***** Records shown *****
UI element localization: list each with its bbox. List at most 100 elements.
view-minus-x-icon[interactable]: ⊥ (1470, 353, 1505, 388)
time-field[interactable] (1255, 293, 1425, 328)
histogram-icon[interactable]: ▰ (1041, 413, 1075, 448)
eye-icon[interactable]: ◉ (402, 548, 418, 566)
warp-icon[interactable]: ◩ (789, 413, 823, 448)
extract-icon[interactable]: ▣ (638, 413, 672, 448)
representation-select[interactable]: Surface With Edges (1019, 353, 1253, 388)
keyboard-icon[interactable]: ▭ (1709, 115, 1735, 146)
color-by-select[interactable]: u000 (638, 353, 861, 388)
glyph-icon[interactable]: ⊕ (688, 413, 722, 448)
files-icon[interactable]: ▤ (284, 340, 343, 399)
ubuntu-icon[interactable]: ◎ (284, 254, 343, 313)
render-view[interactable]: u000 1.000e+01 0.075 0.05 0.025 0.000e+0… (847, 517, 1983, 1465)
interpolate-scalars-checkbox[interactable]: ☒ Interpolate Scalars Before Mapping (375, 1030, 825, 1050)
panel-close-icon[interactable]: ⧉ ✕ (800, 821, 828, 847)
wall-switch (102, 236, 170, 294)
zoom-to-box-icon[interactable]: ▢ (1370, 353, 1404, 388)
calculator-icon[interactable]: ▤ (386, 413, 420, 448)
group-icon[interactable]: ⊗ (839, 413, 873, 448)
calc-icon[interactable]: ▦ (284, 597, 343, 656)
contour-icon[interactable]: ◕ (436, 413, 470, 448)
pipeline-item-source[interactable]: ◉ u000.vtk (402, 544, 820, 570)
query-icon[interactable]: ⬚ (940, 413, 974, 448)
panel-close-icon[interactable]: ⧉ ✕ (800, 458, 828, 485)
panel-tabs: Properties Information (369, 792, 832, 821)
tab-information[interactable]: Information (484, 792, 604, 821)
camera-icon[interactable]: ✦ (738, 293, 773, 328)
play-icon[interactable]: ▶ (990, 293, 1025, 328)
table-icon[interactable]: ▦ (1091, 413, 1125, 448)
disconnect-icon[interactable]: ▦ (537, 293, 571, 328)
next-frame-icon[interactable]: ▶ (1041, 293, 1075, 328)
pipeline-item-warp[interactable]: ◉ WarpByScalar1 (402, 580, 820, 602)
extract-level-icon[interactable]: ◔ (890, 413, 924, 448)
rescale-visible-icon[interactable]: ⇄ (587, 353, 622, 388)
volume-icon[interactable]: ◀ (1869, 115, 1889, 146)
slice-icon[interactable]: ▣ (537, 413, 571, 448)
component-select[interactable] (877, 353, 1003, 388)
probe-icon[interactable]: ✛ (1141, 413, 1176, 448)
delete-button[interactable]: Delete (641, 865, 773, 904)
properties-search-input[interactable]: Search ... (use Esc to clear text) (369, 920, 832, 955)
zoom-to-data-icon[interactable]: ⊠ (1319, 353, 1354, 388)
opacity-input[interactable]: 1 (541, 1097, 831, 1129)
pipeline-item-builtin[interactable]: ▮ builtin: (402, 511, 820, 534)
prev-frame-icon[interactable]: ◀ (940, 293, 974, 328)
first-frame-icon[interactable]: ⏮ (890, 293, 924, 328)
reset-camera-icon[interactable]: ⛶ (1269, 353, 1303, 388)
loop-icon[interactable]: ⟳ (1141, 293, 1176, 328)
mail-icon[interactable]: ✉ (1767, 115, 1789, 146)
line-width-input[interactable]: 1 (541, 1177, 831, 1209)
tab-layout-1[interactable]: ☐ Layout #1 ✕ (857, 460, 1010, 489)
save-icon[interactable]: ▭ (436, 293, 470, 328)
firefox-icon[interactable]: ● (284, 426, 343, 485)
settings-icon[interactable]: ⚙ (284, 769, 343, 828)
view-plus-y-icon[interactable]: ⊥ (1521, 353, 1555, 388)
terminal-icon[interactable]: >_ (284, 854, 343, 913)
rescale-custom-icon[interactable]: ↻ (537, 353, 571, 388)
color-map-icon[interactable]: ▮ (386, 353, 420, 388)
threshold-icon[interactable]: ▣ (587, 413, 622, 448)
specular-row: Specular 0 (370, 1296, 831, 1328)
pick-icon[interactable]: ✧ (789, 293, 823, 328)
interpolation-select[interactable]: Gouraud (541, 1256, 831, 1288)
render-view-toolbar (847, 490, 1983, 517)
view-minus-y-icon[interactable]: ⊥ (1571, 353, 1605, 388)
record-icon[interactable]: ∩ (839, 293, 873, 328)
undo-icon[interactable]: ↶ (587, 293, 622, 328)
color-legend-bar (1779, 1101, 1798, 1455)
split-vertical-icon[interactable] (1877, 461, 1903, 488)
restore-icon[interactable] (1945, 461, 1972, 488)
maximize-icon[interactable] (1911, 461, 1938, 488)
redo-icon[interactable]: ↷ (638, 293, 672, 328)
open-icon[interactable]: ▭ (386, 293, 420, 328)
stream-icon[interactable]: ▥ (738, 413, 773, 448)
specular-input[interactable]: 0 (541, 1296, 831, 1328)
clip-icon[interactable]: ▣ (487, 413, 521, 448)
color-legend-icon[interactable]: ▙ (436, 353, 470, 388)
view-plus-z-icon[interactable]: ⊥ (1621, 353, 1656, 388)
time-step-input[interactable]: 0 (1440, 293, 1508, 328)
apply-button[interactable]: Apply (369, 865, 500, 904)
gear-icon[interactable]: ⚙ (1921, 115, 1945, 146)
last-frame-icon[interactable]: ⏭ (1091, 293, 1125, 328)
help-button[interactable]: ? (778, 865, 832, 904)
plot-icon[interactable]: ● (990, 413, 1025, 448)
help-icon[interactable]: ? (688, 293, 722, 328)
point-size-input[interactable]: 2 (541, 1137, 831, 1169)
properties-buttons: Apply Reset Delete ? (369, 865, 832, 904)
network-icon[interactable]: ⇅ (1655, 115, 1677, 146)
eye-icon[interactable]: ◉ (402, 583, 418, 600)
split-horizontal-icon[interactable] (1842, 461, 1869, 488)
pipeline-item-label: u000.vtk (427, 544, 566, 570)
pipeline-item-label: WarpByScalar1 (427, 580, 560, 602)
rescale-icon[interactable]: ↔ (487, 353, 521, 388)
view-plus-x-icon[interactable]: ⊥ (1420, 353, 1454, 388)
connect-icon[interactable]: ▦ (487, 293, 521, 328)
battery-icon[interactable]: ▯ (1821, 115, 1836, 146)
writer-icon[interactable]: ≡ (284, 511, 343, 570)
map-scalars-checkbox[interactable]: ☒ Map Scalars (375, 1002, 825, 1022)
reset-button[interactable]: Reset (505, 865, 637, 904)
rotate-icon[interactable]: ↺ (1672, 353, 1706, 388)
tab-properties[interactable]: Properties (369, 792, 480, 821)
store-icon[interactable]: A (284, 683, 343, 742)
*****
» **Challenge**:
Update these entries by replacing every "panel-close-icon" with "close-panel-icon" and leaving everything else unchanged.

» **Complete output**:
UI element localization: list each with its bbox. List at most 100 elements.
view-minus-x-icon[interactable]: ⊥ (1470, 353, 1505, 388)
time-field[interactable] (1255, 293, 1425, 328)
histogram-icon[interactable]: ▰ (1041, 413, 1075, 448)
eye-icon[interactable]: ◉ (402, 548, 418, 566)
warp-icon[interactable]: ◩ (789, 413, 823, 448)
extract-icon[interactable]: ▣ (638, 413, 672, 448)
representation-select[interactable]: Surface With Edges (1019, 353, 1253, 388)
keyboard-icon[interactable]: ▭ (1709, 115, 1735, 146)
color-by-select[interactable]: u000 (638, 353, 861, 388)
glyph-icon[interactable]: ⊕ (688, 413, 722, 448)
files-icon[interactable]: ▤ (284, 340, 343, 399)
ubuntu-icon[interactable]: ◎ (284, 254, 343, 313)
render-view[interactable]: u000 1.000e+01 0.075 0.05 0.025 0.000e+0… (847, 517, 1983, 1465)
interpolate-scalars-checkbox[interactable]: ☒ Interpolate Scalars Before Mapping (375, 1030, 825, 1050)
close-panel-icon[interactable]: ⧉ ✕ (800, 821, 828, 847)
wall-switch (102, 236, 170, 294)
zoom-to-box-icon[interactable]: ▢ (1370, 353, 1404, 388)
calculator-icon[interactable]: ▤ (386, 413, 420, 448)
group-icon[interactable]: ⊗ (839, 413, 873, 448)
calc-icon[interactable]: ▦ (284, 597, 343, 656)
contour-icon[interactable]: ◕ (436, 413, 470, 448)
pipeline-item-source[interactable]: ◉ u000.vtk (402, 544, 820, 570)
query-icon[interactable]: ⬚ (940, 413, 974, 448)
close-panel-icon[interactable]: ⧉ ✕ (800, 458, 828, 485)
panel-tabs: Properties Information (369, 792, 832, 821)
tab-information[interactable]: Information (484, 792, 604, 821)
camera-icon[interactable]: ✦ (738, 293, 773, 328)
play-icon[interactable]: ▶ (990, 293, 1025, 328)
table-icon[interactable]: ▦ (1091, 413, 1125, 448)
disconnect-icon[interactable]: ▦ (537, 293, 571, 328)
next-frame-icon[interactable]: ▶ (1041, 293, 1075, 328)
pipeline-item-warp[interactable]: ◉ WarpByScalar1 (402, 580, 820, 602)
extract-level-icon[interactable]: ◔ (890, 413, 924, 448)
rescale-visible-icon[interactable]: ⇄ (587, 353, 622, 388)
volume-icon[interactable]: ◀ (1869, 115, 1889, 146)
slice-icon[interactable]: ▣ (537, 413, 571, 448)
component-select[interactable] (877, 353, 1003, 388)
probe-icon[interactable]: ✛ (1141, 413, 1176, 448)
delete-button[interactable]: Delete (641, 865, 773, 904)
properties-search-input[interactable]: Search ... (use Esc to clear text) (369, 920, 832, 955)
zoom-to-data-icon[interactable]: ⊠ (1319, 353, 1354, 388)
opacity-input[interactable]: 1 (541, 1097, 831, 1129)
pipeline-item-builtin[interactable]: ▮ builtin: (402, 511, 820, 534)
prev-frame-icon[interactable]: ◀ (940, 293, 974, 328)
first-frame-icon[interactable]: ⏮ (890, 293, 924, 328)
reset-camera-icon[interactable]: ⛶ (1269, 353, 1303, 388)
loop-icon[interactable]: ⟳ (1141, 293, 1176, 328)
mail-icon[interactable]: ✉ (1767, 115, 1789, 146)
line-width-input[interactable]: 1 (541, 1177, 831, 1209)
tab-layout-1[interactable]: ☐ Layout #1 ✕ (857, 460, 1010, 489)
save-icon[interactable]: ▭ (436, 293, 470, 328)
firefox-icon[interactable]: ● (284, 426, 343, 485)
settings-icon[interactable]: ⚙ (284, 769, 343, 828)
view-plus-y-icon[interactable]: ⊥ (1521, 353, 1555, 388)
terminal-icon[interactable]: >_ (284, 854, 343, 913)
rescale-custom-icon[interactable]: ↻ (537, 353, 571, 388)
color-map-icon[interactable]: ▮ (386, 353, 420, 388)
threshold-icon[interactable]: ▣ (587, 413, 622, 448)
specular-row: Specular 0 (370, 1296, 831, 1328)
pick-icon[interactable]: ✧ (789, 293, 823, 328)
interpolation-select[interactable]: Gouraud (541, 1256, 831, 1288)
render-view-toolbar (847, 490, 1983, 517)
view-minus-y-icon[interactable]: ⊥ (1571, 353, 1605, 388)
record-icon[interactable]: ∩ (839, 293, 873, 328)
undo-icon[interactable]: ↶ (587, 293, 622, 328)
color-legend-bar (1779, 1101, 1798, 1455)
split-vertical-icon[interactable] (1877, 461, 1903, 488)
restore-icon[interactable] (1945, 461, 1972, 488)
maximize-icon[interactable] (1911, 461, 1938, 488)
redo-icon[interactable]: ↷ (638, 293, 672, 328)
open-icon[interactable]: ▭ (386, 293, 420, 328)
stream-icon[interactable]: ▥ (738, 413, 773, 448)
specular-input[interactable]: 0 (541, 1296, 831, 1328)
clip-icon[interactable]: ▣ (487, 413, 521, 448)
color-legend-icon[interactable]: ▙ (436, 353, 470, 388)
view-plus-z-icon[interactable]: ⊥ (1621, 353, 1656, 388)
time-step-input[interactable]: 0 (1440, 293, 1508, 328)
apply-button[interactable]: Apply (369, 865, 500, 904)
gear-icon[interactable]: ⚙ (1921, 115, 1945, 146)
last-frame-icon[interactable]: ⏭ (1091, 293, 1125, 328)
help-button[interactable]: ? (778, 865, 832, 904)
plot-icon[interactable]: ● (990, 413, 1025, 448)
help-icon[interactable]: ? (688, 293, 722, 328)
point-size-input[interactable]: 2 (541, 1137, 831, 1169)
properties-buttons: Apply Reset Delete ? (369, 865, 832, 904)
network-icon[interactable]: ⇅ (1655, 115, 1677, 146)
eye-icon[interactable]: ◉ (402, 583, 418, 600)
split-horizontal-icon[interactable] (1842, 461, 1869, 488)
pipeline-item-label: u000.vtk (427, 544, 566, 570)
pipeline-item-label: WarpByScalar1 (427, 580, 560, 602)
rescale-icon[interactable]: ↔ (487, 353, 521, 388)
view-plus-x-icon[interactable]: ⊥ (1420, 353, 1454, 388)
connect-icon[interactable]: ▦ (487, 293, 521, 328)
battery-icon[interactable]: ▯ (1821, 115, 1836, 146)
writer-icon[interactable]: ≡ (284, 511, 343, 570)
map-scalars-checkbox[interactable]: ☒ Map Scalars (375, 1002, 825, 1022)
reset-button[interactable]: Reset (505, 865, 637, 904)
rotate-icon[interactable]: ↺ (1672, 353, 1706, 388)
tab-properties[interactable]: Properties (369, 792, 480, 821)
store-icon[interactable]: A (284, 683, 343, 742)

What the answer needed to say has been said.